# THE EXERCISE
Extract every line that includes the string "United".

Start INPUT DATA

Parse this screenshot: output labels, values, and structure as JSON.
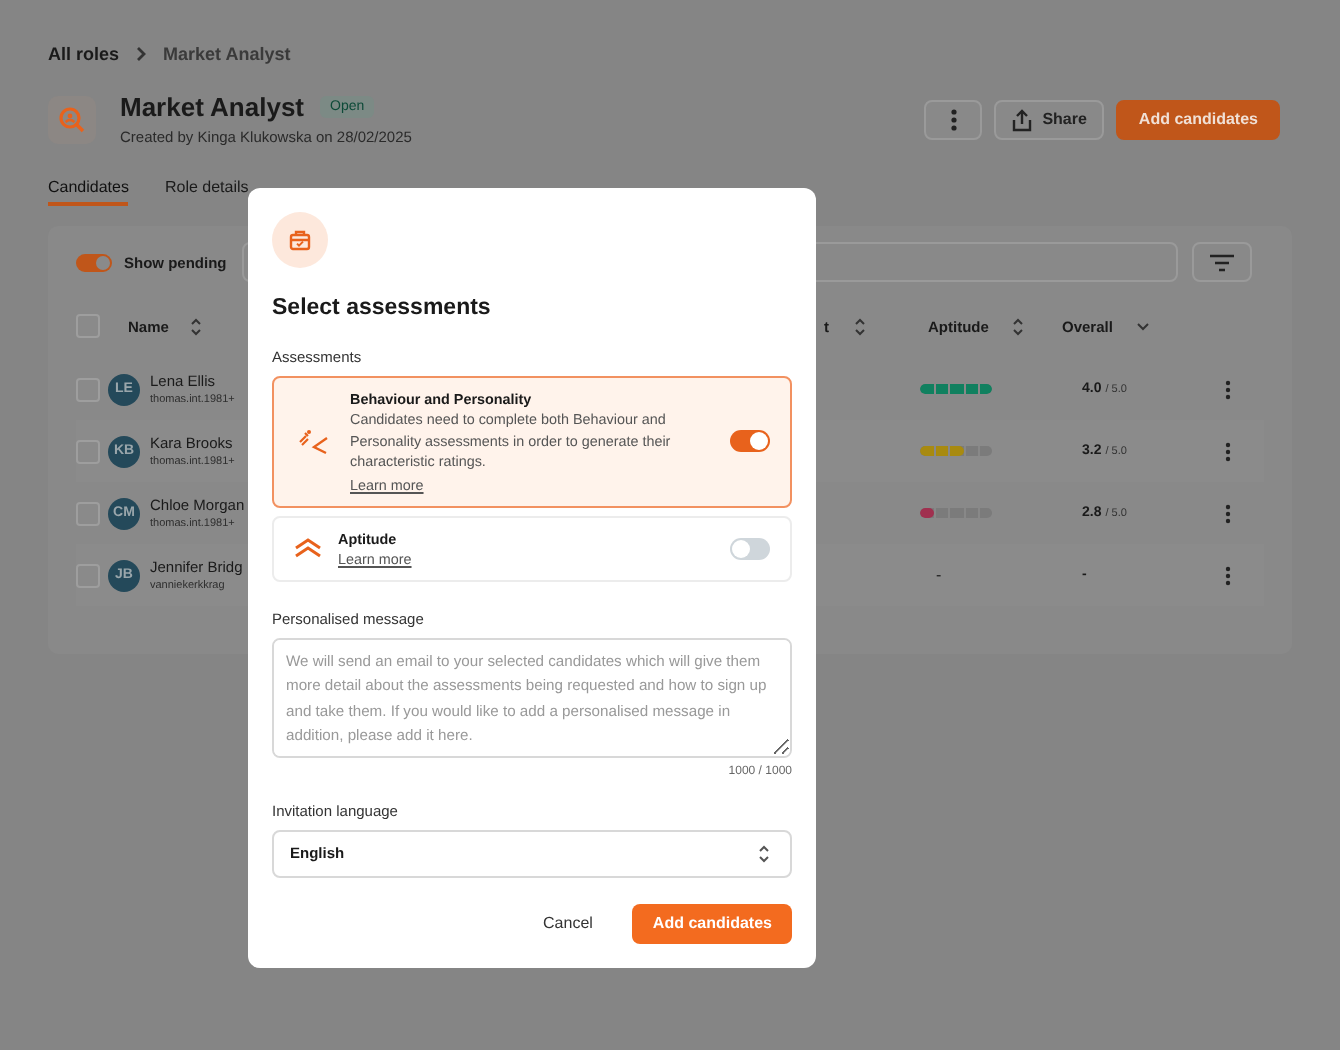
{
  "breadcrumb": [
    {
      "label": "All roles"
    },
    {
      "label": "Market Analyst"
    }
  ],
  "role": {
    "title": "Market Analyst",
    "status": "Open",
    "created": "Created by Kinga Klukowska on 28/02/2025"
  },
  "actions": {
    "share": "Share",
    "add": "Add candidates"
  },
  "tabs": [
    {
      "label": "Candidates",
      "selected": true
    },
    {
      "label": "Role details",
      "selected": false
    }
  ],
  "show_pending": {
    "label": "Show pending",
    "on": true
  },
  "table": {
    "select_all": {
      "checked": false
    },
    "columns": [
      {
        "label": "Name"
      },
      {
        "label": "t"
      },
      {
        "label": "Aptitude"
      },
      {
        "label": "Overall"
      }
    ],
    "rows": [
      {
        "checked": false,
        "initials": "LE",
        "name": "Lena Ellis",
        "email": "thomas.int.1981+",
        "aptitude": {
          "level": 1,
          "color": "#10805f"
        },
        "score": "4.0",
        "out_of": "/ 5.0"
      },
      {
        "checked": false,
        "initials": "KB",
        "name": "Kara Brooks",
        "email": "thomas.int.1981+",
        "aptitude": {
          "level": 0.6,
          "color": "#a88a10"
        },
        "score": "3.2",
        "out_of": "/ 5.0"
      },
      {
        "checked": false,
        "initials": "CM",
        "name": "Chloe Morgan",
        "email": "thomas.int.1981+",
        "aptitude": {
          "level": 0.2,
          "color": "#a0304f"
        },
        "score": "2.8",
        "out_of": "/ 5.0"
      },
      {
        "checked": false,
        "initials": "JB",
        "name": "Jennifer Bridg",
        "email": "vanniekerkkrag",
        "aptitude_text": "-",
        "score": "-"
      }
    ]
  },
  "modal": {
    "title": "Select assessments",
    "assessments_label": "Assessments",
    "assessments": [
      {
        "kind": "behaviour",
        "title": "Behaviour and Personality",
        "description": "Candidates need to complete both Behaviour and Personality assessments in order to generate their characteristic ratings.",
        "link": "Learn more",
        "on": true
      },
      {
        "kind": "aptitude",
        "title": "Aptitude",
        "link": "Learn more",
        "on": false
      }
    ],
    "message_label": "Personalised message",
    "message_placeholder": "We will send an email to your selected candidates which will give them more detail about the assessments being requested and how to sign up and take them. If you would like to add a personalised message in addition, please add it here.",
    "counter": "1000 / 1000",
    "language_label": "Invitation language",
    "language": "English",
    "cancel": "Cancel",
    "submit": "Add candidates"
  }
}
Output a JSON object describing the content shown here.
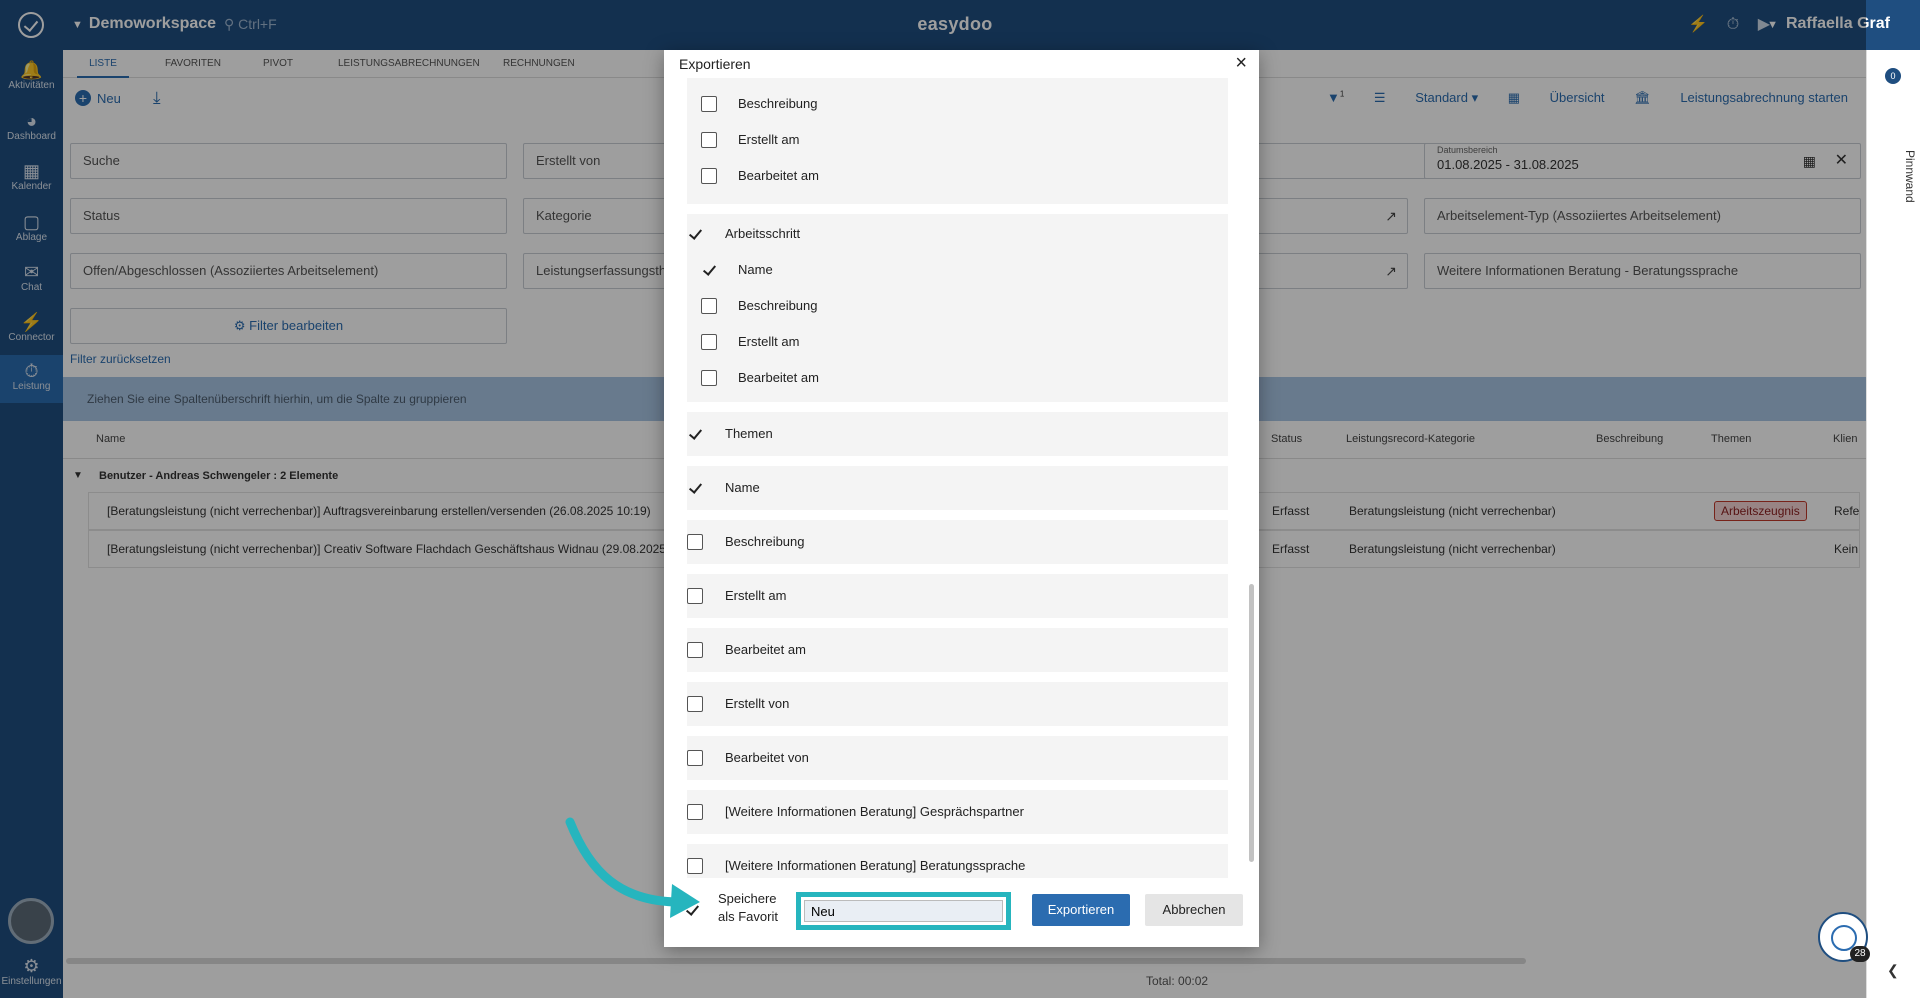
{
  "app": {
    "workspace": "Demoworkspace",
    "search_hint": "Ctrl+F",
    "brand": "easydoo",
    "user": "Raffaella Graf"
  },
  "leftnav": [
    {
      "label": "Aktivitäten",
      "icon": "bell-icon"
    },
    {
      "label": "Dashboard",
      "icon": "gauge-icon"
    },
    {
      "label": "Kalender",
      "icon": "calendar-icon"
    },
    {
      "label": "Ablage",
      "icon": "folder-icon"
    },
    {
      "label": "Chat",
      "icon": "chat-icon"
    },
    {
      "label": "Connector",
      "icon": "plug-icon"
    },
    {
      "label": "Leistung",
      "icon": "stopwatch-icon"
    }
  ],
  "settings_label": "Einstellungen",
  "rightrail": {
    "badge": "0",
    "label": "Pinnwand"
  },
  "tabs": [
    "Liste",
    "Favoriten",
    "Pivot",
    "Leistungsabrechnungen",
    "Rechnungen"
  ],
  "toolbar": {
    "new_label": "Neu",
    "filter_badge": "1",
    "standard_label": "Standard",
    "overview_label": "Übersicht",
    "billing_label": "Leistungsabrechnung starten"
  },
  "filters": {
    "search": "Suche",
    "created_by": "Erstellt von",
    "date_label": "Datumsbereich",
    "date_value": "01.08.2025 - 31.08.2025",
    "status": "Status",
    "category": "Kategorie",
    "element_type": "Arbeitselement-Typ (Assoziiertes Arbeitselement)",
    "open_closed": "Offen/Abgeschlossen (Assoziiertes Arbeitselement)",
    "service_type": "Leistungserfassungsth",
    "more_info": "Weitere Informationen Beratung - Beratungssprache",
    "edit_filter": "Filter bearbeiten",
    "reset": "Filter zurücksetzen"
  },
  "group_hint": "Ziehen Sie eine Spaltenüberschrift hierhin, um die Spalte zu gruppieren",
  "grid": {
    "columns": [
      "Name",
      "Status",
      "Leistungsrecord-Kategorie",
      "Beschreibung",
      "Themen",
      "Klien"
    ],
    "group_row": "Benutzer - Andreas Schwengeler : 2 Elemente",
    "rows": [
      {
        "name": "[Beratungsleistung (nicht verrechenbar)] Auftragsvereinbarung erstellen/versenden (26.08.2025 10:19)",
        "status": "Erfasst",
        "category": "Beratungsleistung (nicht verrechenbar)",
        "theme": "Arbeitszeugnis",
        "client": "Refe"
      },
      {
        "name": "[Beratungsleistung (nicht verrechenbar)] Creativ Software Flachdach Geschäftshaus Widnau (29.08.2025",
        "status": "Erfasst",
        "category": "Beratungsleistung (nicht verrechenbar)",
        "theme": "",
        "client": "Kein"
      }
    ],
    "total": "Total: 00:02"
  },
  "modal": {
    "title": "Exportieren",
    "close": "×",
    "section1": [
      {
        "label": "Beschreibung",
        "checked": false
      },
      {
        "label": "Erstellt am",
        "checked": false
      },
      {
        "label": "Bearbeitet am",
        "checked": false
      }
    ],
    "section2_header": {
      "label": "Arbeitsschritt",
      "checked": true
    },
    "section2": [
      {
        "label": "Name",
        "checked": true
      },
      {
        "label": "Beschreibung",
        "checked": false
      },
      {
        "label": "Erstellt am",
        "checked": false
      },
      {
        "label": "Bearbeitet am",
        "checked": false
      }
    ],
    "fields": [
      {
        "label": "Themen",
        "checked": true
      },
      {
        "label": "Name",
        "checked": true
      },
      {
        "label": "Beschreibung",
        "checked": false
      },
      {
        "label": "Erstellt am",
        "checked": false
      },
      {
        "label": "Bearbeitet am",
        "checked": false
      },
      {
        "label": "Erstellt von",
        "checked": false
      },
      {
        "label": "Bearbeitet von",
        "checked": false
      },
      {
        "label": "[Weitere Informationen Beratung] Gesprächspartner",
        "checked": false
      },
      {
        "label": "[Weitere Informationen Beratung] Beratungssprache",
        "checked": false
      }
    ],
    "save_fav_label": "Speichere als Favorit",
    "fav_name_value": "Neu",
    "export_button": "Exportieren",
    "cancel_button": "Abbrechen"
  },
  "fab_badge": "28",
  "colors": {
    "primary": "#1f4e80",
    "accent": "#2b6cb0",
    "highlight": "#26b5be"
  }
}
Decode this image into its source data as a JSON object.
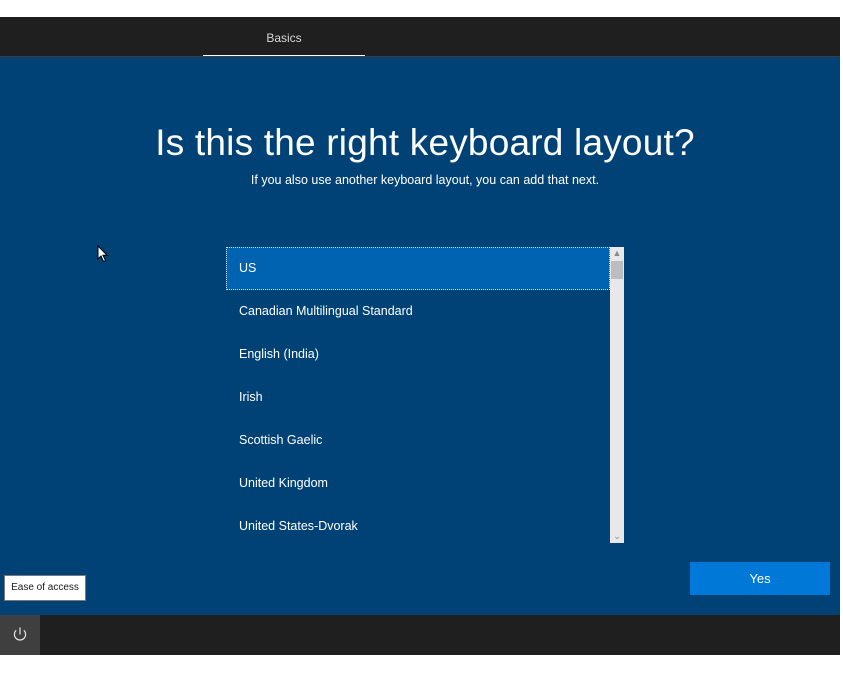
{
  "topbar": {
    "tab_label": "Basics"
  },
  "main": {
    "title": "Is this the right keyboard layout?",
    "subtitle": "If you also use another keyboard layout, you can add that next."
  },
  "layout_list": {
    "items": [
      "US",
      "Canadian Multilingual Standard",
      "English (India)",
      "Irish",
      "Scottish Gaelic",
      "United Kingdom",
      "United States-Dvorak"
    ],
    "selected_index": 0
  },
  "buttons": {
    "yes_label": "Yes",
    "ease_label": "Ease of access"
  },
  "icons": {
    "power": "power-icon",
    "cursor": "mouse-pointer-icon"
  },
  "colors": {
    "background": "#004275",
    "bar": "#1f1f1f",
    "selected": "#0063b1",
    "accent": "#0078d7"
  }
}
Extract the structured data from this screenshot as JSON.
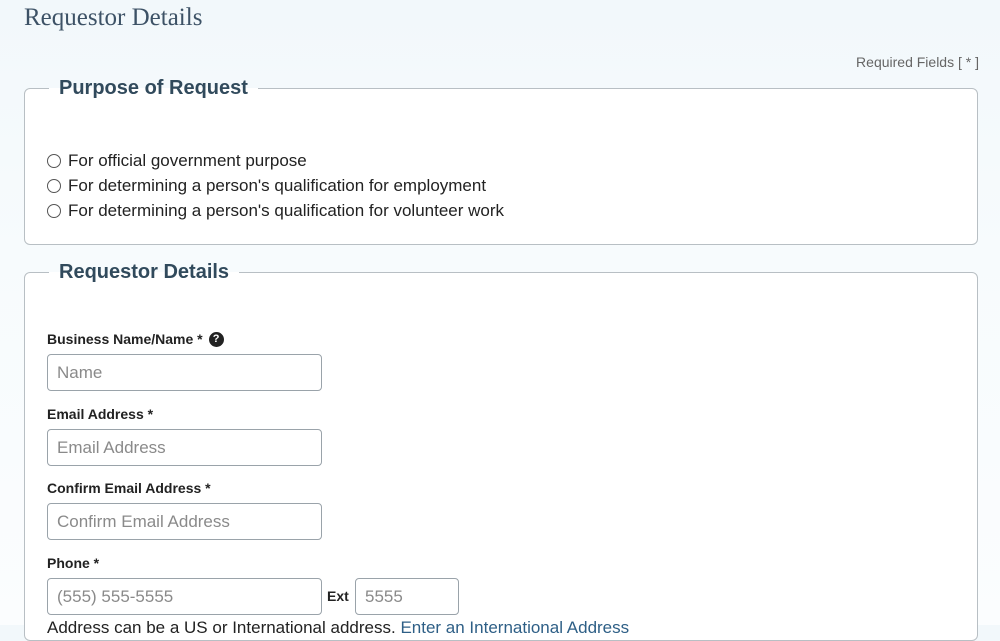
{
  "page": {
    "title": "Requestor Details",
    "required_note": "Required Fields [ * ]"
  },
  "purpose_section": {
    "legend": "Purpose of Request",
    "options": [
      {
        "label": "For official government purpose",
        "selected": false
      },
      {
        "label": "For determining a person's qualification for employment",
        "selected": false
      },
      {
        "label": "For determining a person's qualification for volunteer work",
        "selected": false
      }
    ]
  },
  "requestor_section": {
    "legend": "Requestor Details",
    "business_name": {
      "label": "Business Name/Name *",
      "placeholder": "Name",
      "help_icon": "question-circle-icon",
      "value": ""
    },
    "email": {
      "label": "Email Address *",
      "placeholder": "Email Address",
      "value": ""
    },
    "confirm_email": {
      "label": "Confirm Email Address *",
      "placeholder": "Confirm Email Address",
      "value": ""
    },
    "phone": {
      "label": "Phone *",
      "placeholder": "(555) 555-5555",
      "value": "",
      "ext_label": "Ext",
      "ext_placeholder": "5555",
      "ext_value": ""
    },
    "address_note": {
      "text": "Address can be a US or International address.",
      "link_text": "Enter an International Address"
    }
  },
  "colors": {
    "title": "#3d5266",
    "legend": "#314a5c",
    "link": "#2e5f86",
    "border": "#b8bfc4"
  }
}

End INPUT DATA

# RESPONSE FOR THIS EXERCISE
      "United Kingdom",
      "United States-Dvorak"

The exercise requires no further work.